PROBLEM REQUIREMENTS:
List all lines of the data that include the string "image".

EXERCISE DATA:
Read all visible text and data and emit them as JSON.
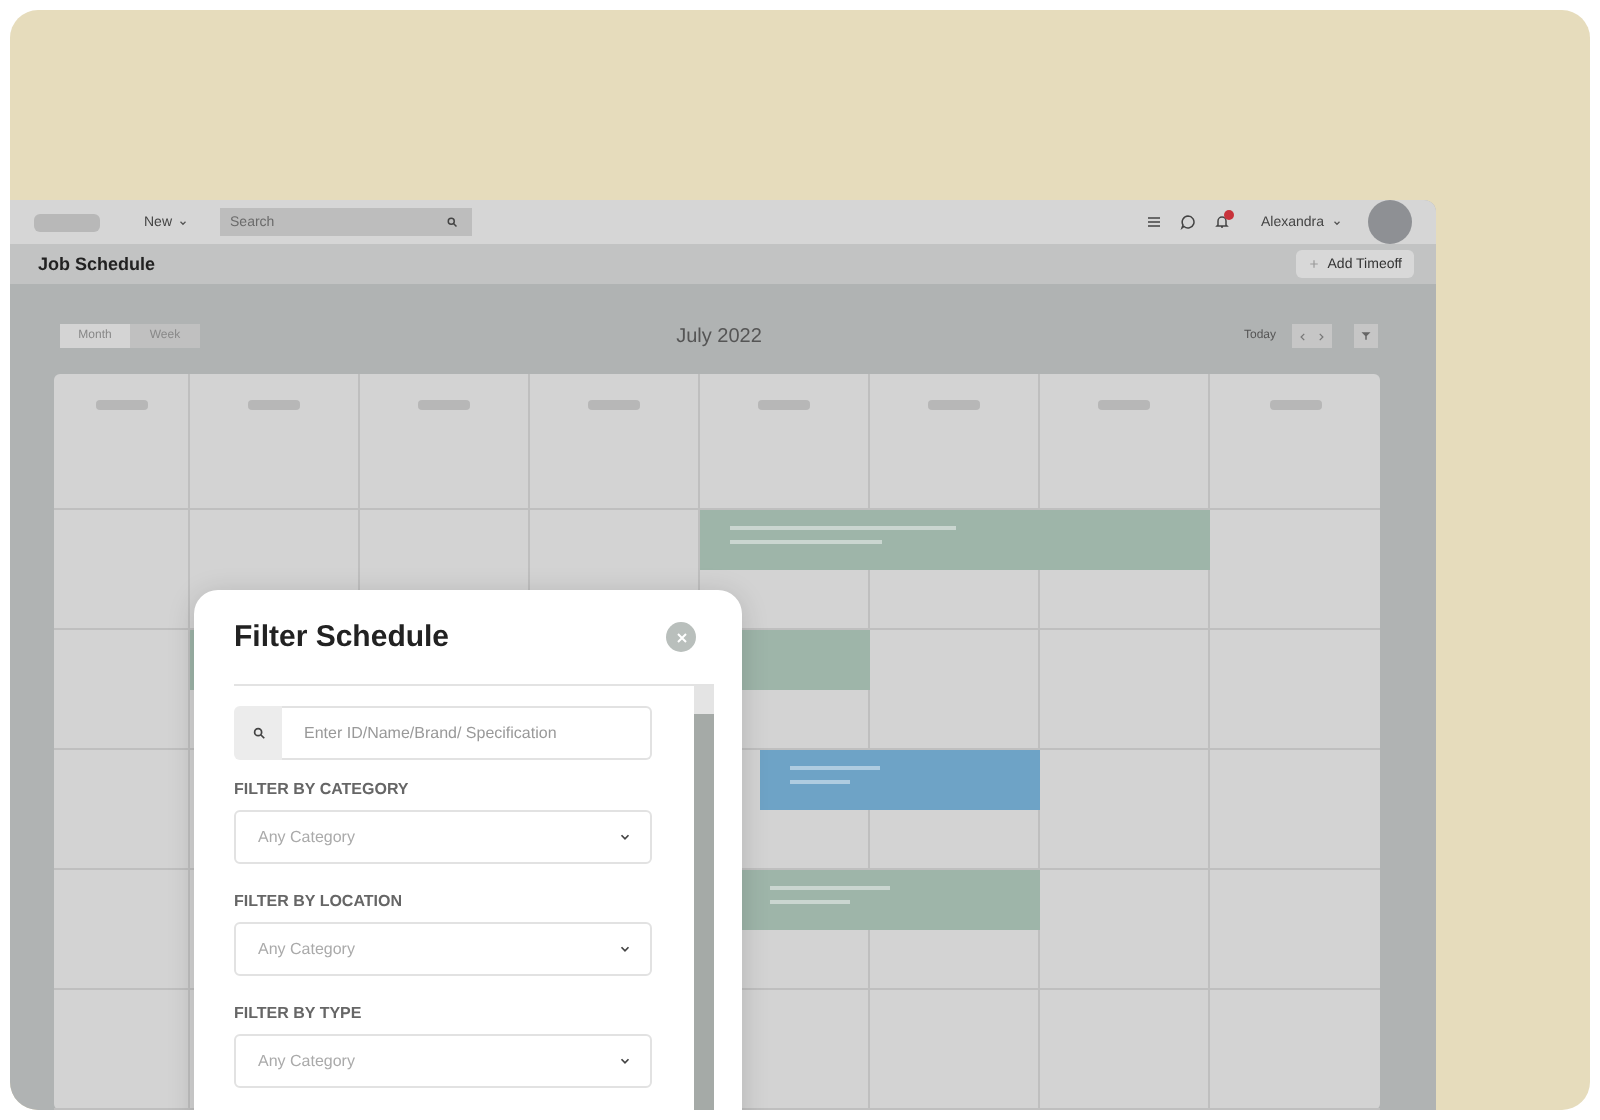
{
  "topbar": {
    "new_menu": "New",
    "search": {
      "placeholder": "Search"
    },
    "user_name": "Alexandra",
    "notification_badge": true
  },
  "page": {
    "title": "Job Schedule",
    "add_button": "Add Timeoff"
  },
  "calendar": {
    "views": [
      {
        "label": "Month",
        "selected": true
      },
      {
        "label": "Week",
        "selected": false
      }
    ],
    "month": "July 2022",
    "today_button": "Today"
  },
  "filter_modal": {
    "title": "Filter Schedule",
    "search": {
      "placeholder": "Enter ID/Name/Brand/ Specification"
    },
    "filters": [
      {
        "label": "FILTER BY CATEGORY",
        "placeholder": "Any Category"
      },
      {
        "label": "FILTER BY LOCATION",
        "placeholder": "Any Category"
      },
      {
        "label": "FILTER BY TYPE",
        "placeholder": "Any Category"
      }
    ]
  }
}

--

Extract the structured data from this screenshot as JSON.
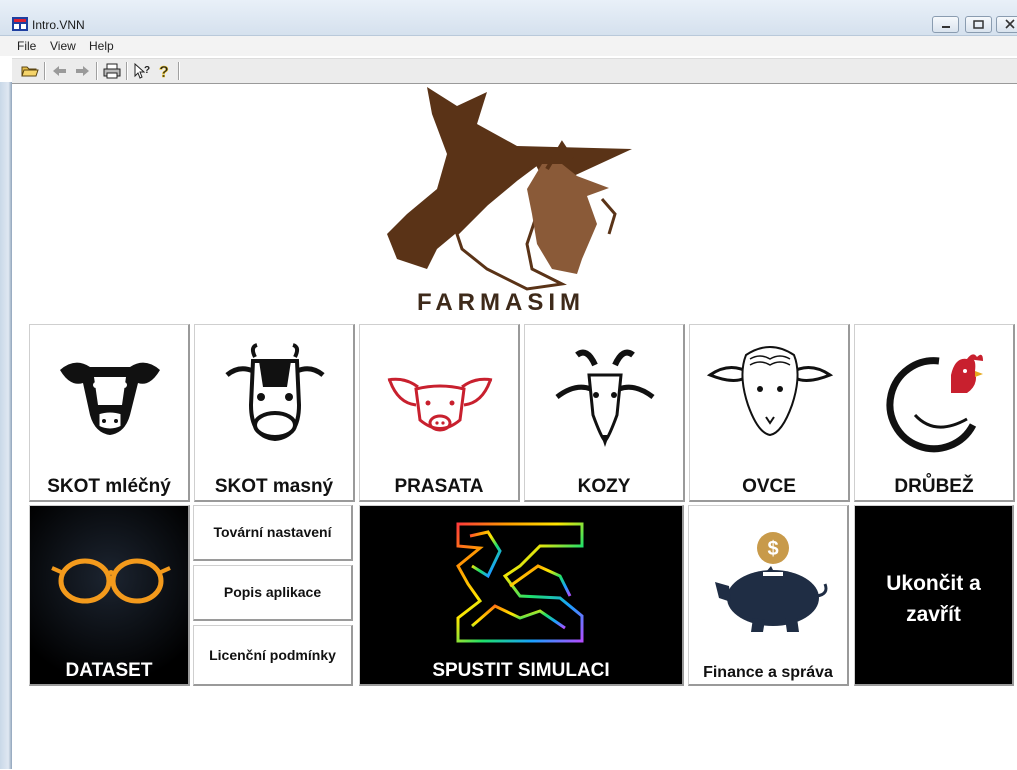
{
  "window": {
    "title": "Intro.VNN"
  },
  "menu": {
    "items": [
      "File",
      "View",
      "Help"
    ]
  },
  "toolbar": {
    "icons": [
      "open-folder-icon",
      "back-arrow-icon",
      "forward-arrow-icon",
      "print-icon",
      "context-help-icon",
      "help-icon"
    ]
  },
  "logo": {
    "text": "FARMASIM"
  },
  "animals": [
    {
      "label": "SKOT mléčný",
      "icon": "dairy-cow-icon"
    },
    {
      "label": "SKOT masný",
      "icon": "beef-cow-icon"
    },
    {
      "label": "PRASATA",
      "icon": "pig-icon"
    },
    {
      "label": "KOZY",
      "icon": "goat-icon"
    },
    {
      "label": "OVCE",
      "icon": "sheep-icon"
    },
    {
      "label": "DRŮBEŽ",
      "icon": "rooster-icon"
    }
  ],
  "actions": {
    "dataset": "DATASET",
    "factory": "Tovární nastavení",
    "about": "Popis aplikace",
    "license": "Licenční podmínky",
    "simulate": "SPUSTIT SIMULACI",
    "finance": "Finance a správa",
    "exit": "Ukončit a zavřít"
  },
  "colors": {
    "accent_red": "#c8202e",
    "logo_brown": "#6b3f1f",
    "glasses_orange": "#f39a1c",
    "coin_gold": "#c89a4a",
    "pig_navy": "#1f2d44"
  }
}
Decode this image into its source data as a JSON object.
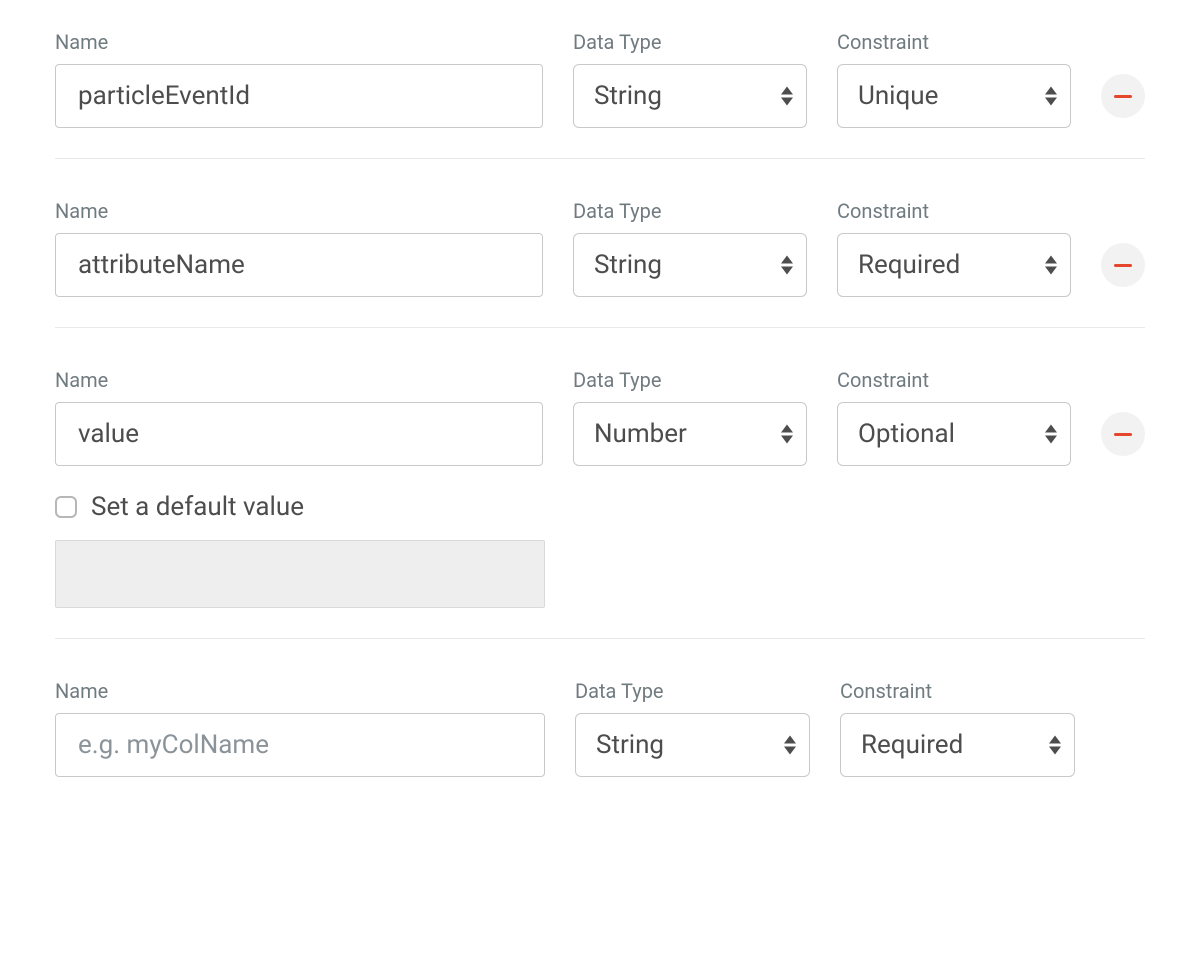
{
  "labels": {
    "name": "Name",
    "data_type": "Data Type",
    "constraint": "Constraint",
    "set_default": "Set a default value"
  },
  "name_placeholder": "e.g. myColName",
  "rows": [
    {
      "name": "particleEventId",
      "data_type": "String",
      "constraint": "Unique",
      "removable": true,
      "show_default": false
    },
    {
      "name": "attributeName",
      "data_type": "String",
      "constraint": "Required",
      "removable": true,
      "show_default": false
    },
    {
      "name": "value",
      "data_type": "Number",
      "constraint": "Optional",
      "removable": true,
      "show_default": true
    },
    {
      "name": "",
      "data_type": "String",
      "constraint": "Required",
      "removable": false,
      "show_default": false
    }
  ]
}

---

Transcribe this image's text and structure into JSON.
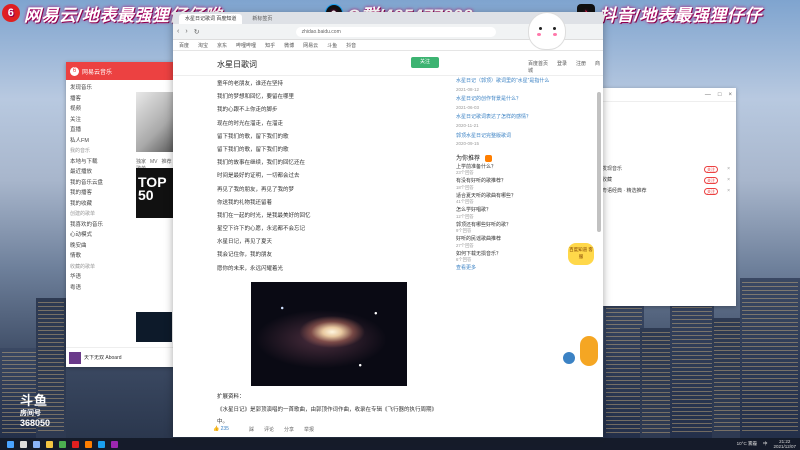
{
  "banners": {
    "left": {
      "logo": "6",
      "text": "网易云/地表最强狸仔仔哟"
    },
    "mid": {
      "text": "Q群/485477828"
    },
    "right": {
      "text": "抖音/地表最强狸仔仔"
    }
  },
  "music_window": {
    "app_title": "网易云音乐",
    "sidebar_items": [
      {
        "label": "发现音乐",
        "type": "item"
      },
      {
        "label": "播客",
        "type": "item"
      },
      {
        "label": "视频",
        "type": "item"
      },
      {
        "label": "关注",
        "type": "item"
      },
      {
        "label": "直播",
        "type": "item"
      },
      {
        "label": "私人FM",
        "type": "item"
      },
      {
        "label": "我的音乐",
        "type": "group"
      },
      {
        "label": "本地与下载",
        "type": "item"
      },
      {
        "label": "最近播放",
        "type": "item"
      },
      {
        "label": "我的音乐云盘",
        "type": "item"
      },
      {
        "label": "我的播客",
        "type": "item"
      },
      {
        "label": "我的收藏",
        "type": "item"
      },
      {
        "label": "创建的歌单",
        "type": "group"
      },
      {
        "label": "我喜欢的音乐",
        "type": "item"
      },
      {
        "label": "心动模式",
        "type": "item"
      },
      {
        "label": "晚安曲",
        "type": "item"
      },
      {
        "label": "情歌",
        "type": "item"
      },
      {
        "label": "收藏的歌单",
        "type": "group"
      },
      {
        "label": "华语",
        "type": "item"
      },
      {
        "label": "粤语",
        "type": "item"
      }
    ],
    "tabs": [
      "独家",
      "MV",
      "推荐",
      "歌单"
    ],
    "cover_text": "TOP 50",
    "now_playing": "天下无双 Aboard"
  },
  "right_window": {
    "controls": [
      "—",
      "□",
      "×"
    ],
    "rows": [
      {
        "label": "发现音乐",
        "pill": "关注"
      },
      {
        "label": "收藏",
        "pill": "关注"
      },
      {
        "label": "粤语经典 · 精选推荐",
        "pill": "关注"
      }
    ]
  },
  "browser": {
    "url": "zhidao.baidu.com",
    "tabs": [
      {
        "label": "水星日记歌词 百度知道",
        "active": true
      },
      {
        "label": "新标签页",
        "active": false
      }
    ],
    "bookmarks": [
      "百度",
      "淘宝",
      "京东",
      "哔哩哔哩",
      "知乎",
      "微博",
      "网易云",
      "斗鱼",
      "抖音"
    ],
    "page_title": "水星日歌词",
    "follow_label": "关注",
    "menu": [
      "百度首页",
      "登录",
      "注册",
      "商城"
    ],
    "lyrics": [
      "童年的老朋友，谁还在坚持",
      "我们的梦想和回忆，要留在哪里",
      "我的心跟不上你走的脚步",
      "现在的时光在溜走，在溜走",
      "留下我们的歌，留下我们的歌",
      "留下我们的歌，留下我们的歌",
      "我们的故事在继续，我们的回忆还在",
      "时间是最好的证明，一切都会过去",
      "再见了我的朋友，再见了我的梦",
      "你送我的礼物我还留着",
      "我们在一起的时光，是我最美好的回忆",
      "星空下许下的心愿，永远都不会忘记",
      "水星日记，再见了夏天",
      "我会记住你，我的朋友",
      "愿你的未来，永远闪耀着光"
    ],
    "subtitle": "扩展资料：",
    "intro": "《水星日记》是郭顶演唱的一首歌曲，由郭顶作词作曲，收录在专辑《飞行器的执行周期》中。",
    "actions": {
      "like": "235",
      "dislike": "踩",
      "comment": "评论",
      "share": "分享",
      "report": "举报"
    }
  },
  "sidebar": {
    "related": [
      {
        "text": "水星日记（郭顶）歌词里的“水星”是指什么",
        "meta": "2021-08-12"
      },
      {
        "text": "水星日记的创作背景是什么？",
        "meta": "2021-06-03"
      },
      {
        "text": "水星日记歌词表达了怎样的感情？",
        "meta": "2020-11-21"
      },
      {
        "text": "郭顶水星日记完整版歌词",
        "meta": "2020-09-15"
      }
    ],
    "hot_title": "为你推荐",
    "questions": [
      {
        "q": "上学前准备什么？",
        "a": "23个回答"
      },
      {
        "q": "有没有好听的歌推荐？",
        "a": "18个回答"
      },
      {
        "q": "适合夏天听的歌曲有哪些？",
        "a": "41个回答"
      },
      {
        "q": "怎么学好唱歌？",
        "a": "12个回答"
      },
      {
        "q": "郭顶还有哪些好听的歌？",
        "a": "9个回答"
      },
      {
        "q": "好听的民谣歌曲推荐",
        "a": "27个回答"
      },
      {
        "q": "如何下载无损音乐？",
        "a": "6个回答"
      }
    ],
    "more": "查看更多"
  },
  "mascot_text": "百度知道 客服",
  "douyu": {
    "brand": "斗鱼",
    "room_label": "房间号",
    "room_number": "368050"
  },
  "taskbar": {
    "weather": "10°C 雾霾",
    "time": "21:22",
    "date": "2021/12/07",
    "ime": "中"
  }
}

TASK ANSWER:
Decode this image into its source data as a JSON object.
Transcribe this image's text and structure into JSON.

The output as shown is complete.